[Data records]

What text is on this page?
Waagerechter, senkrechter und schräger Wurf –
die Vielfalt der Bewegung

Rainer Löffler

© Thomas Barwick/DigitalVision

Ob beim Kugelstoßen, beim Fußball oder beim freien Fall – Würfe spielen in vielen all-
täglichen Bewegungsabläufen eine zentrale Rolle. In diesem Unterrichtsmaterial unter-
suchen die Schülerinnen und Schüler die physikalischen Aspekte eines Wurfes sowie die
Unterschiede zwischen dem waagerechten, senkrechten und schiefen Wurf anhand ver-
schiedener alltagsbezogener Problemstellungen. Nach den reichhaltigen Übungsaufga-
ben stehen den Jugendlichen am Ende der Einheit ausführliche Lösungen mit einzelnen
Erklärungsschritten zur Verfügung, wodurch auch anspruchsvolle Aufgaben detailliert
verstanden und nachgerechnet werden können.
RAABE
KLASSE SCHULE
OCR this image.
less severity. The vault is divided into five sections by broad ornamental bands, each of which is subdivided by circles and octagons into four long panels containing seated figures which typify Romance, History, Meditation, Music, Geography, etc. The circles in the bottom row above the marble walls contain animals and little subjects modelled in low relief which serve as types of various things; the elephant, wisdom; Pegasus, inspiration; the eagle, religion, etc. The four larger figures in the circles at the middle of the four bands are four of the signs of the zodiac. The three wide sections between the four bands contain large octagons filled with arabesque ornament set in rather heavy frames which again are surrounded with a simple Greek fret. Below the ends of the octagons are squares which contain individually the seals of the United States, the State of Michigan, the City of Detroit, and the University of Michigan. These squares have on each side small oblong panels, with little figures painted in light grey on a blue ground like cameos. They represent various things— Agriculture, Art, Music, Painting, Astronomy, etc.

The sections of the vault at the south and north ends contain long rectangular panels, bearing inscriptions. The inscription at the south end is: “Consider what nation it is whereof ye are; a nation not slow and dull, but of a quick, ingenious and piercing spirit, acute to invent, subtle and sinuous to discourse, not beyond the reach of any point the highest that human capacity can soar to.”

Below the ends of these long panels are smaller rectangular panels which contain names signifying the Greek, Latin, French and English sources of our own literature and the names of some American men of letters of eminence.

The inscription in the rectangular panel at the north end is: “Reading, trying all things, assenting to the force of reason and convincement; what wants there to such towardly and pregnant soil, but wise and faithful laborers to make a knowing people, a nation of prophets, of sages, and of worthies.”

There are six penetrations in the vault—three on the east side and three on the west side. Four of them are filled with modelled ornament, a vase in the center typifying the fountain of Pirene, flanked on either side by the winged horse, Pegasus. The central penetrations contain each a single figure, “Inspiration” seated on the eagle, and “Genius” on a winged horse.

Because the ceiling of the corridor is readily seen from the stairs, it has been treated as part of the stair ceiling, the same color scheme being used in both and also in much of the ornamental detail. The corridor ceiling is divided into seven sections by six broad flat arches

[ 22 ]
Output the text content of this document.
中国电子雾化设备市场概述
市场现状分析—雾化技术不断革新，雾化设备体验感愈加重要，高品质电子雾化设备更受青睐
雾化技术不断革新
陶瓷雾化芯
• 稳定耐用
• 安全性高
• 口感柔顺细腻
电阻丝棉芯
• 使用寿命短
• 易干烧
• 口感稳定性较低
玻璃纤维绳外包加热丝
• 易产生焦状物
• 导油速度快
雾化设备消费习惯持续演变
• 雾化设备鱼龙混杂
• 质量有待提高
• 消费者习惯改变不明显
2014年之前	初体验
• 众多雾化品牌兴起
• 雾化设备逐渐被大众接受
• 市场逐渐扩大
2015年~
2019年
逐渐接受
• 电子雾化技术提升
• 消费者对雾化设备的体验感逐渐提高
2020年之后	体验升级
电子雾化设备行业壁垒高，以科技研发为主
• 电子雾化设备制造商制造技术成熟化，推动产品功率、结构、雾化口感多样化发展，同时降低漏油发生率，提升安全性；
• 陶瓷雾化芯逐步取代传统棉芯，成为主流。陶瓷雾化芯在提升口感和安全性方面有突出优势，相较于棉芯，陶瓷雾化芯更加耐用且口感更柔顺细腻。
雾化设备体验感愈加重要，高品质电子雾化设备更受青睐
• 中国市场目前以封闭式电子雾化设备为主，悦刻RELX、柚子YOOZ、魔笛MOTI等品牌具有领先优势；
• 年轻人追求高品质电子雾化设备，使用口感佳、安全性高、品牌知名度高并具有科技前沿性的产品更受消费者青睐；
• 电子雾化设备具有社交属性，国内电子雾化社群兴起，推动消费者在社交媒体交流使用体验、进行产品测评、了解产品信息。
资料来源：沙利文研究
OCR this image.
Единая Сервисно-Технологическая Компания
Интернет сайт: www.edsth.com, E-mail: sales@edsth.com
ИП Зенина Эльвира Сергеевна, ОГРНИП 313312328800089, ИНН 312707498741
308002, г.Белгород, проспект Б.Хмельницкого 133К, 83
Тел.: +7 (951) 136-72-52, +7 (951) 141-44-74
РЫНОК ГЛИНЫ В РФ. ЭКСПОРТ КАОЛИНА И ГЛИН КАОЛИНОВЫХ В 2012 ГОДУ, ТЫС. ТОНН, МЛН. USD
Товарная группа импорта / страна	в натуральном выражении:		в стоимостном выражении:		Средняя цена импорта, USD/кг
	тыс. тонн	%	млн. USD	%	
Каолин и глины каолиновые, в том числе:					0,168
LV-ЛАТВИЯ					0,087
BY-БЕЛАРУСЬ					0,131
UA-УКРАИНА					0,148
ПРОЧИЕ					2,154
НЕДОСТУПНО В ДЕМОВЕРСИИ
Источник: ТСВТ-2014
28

» **What is required**
The entries above must be returned exactly.

» **Written answer**
What text is on this page?
Waagerechter, senkrechter und schräger Wurf –
die Vielfalt der Bewegung

Rainer Löffler

© Thomas Barwick/DigitalVision

Ob beim Kugelstoßen, beim Fußball oder beim freien Fall – Würfe spielen in vielen all-
täglichen Bewegungsabläufen eine zentrale Rolle. In diesem Unterrichtsmaterial unter-
suchen die Schülerinnen und Schüler die physikalischen Aspekte eines Wurfes sowie die
Unterschiede zwischen dem waagerechten, senkrechten und schiefen Wurf anhand ver-
schiedener alltagsbezogener Problemstellungen. Nach den reichhaltigen Übungsaufga-
ben stehen den Jugendlichen am Ende der Einheit ausführliche Lösungen mit einzelnen
Erklärungsschritten zur Verfügung, wodurch auch anspruchsvolle Aufgaben detailliert
verstanden und nachgerechnet werden können.
RAABE
KLASSE SCHULE
OCR this image.
less severity. The vault is divided into five sections by broad ornamental bands, each of which is subdivided by circles and octagons into four long panels containing seated figures which typify Romance, History, Meditation, Music, Geography, etc. The circles in the bottom row above the marble walls contain animals and little subjects modelled in low relief which serve as types of various things; the elephant, wisdom; Pegasus, inspiration; the eagle, religion, etc. The four larger figures in the circles at the middle of the four bands are four of the signs of the zodiac. The three wide sections between the four bands contain large octagons filled with arabesque ornament set in rather heavy frames which again are surrounded with a simple Greek fret. Below the ends of the octagons are squares which contain individually the seals of the United States, the State of Michigan, the City of Detroit, and the University of Michigan. These squares have on each side small oblong panels, with little figures painted in light grey on a blue ground like cameos. They represent various things— Agriculture, Art, Music, Painting, Astronomy, etc.

The sections of the vault at the south and north ends contain long rectangular panels, bearing inscriptions. The inscription at the south end is: “Consider what nation it is whereof ye are; a nation not slow and dull, but of a quick, ingenious and piercing spirit, acute to invent, subtle and sinuous to discourse, not beyond the reach of any point the highest that human capacity can soar to.”

Below the ends of these long panels are smaller rectangular panels which contain names signifying the Greek, Latin, French and English sources of our own literature and the names of some American men of letters of eminence.

The inscription in the rectangular panel at the north end is: “Reading, trying all things, assenting to the force of reason and convincement; what wants there to such towardly and pregnant soil, but wise and faithful laborers to make a knowing people, a nation of prophets, of sages, and of worthies.”

There are six penetrations in the vault—three on the east side and three on the west side. Four of them are filled with modelled ornament, a vase in the center typifying the fountain of Pirene, flanked on either side by the winged horse, Pegasus. The central penetrations contain each a single figure, “Inspiration” seated on the eagle, and “Genius” on a winged horse.

Because the ceiling of the corridor is readily seen from the stairs, it has been treated as part of the stair ceiling, the same color scheme being used in both and also in much of the ornamental detail. The corridor ceiling is divided into seven sections by six broad flat arches

[ 22 ]
Output the text content of this document.
中国电子雾化设备市场概述
市场现状分析—雾化技术不断革新，雾化设备体验感愈加重要，高品质电子雾化设备更受青睐
雾化技术不断革新
陶瓷雾化芯
• 稳定耐用
• 安全性高
• 口感柔顺细腻
电阻丝棉芯
• 使用寿命短
• 易干烧
• 口感稳定性较低
玻璃纤维绳外包加热丝
• 易产生焦状物
• 导油速度快
雾化设备消费习惯持续演变
• 雾化设备鱼龙混杂
• 质量有待提高
• 消费者习惯改变不明显
2014年之前	初体验
• 众多雾化品牌兴起
• 雾化设备逐渐被大众接受
• 市场逐渐扩大
2015年~
2019年
逐渐接受
• 电子雾化技术提升
• 消费者对雾化设备的体验感逐渐提高
2020年之后	体验升级
电子雾化设备行业壁垒高，以科技研发为主
• 电子雾化设备制造商制造技术成熟化，推动产品功率、结构、雾化口感多样化发展，同时降低漏油发生率，提升安全性；
• 陶瓷雾化芯逐步取代传统棉芯，成为主流。陶瓷雾化芯在提升口感和安全性方面有突出优势，相较于棉芯，陶瓷雾化芯更加耐用且口感更柔顺细腻。
雾化设备体验感愈加重要，高品质电子雾化设备更受青睐
• 中国市场目前以封闭式电子雾化设备为主，悦刻RELX、柚子YOOZ、魔笛MOTI等品牌具有领先优势；
• 年轻人追求高品质电子雾化设备，使用口感佳、安全性高、品牌知名度高并具有科技前沿性的产品更受消费者青睐；
• 电子雾化设备具有社交属性，国内电子雾化社群兴起，推动消费者在社交媒体交流使用体验、进行产品测评、了解产品信息。
资料来源：沙利文研究
OCR this image.
Единая Сервисно-Технологическая Компания
Интернет сайт: www.edsth.com, E-mail: sales@edsth.com
ИП Зенина Эльвира Сергеевна, ОГРНИП 313312328800089, ИНН 312707498741
308002, г.Белгород, проспект Б.Хмельницкого 133К, 83
Тел.: +7 (951) 136-72-52, +7 (951) 141-44-74
РЫНОК ГЛИНЫ В РФ. ЭКСПОРТ КАОЛИНА И ГЛИН КАОЛИНОВЫХ В 2012 ГОДУ, ТЫС. ТОНН, МЛН. USD
Товарная группа импорта / страна	в натуральном выражении:		в стоимостном выражении:		Средняя цена импорта, USD/кг
	тыс. тонн	%	млн. USD	%	
Каолин и глины каолиновые, в том числе:					0,168
LV-ЛАТВИЯ					0,087
BY-БЕЛАРУСЬ					0,131
UA-УКРАИНА					0,148
ПРОЧИЕ					2,154
НЕДОСТУПНО В ДЕМОВЕРСИИ
Источник: ТСВТ-2014
28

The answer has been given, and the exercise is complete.